>>>>

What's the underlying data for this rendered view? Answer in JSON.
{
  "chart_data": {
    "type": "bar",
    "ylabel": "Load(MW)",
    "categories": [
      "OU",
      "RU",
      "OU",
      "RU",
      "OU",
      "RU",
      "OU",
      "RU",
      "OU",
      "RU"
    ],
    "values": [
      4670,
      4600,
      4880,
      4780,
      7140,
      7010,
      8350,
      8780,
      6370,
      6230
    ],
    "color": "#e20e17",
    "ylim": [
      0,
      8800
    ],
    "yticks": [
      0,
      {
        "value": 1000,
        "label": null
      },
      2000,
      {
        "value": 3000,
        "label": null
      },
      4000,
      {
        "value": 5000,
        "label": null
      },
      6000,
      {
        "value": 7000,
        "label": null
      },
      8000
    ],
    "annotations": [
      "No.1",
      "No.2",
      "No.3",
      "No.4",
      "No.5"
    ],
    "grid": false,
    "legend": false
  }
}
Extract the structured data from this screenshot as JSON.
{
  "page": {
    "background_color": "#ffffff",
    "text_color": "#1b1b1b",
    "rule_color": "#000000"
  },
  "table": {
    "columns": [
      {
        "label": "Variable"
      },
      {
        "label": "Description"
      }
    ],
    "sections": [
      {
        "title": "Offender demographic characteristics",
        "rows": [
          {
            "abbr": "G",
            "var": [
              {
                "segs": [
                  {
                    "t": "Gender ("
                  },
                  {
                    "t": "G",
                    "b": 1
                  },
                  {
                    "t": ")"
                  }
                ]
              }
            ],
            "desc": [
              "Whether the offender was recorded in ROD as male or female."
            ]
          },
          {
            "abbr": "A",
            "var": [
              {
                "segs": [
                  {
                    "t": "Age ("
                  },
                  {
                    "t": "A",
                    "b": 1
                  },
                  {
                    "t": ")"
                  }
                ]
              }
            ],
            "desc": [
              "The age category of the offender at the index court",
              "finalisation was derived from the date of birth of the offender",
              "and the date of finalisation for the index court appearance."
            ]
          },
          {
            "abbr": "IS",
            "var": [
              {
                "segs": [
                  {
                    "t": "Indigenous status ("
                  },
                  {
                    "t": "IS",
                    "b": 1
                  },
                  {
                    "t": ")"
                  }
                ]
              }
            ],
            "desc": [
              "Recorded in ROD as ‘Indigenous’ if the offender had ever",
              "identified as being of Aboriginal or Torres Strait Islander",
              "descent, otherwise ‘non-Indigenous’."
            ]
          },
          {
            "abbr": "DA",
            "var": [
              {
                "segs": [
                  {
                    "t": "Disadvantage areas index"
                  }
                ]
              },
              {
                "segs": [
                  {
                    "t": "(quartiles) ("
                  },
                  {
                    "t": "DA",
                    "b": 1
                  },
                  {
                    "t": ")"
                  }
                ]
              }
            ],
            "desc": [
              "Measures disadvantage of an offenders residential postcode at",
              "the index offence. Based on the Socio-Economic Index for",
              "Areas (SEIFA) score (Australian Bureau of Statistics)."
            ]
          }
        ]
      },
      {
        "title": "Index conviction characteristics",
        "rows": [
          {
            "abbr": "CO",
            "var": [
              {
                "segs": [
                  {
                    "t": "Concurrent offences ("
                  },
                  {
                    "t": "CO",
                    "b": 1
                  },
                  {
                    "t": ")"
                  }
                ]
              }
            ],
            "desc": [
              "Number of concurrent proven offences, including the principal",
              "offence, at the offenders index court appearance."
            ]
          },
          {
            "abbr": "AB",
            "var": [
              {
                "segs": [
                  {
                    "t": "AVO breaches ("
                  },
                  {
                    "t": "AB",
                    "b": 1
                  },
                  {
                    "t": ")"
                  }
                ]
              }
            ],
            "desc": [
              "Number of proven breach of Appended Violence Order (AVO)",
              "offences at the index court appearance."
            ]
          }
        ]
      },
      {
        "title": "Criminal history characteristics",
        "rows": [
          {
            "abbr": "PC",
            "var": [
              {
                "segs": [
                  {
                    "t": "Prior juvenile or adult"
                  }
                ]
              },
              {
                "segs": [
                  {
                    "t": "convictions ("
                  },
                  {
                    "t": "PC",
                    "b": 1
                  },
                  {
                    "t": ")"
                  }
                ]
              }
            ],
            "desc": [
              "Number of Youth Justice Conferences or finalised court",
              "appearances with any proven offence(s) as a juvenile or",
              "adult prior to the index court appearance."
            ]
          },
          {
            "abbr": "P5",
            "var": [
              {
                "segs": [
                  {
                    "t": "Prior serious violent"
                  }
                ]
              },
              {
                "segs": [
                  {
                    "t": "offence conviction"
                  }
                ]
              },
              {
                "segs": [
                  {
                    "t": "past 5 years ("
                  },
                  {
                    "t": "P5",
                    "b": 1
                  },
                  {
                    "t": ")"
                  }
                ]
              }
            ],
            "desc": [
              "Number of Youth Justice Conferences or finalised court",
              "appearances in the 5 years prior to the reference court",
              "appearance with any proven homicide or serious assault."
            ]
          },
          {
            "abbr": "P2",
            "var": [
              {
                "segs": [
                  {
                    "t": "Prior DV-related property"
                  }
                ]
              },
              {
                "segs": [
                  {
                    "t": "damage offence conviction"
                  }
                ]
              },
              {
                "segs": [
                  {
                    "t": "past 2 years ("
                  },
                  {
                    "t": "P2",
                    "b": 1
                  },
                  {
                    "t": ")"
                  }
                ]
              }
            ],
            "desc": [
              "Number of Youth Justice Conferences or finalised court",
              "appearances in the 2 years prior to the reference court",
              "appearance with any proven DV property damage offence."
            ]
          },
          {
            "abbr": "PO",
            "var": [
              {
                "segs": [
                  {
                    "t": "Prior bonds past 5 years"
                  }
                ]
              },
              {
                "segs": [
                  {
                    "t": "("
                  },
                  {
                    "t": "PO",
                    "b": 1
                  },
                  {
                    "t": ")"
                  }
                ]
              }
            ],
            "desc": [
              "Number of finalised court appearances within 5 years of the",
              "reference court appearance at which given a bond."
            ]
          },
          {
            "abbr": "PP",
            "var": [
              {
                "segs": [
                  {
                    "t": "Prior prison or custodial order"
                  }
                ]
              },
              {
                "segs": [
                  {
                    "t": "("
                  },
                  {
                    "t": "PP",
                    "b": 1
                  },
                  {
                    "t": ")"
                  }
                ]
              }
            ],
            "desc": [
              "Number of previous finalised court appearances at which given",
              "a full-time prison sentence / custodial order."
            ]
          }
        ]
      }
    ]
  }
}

<<<<

_Your instructions_
Show every line in the records above that contains the word "appearances".

_Written solution_
              "appearances with any proven offence(s) as a juvenile or",
              "appearances in the 5 years prior to the reference court",
              "appearances in the 2 years prior to the reference court",
              "Number of finalised court appearances within 5 years of the",
              "Number of previous finalised court appearances at which given",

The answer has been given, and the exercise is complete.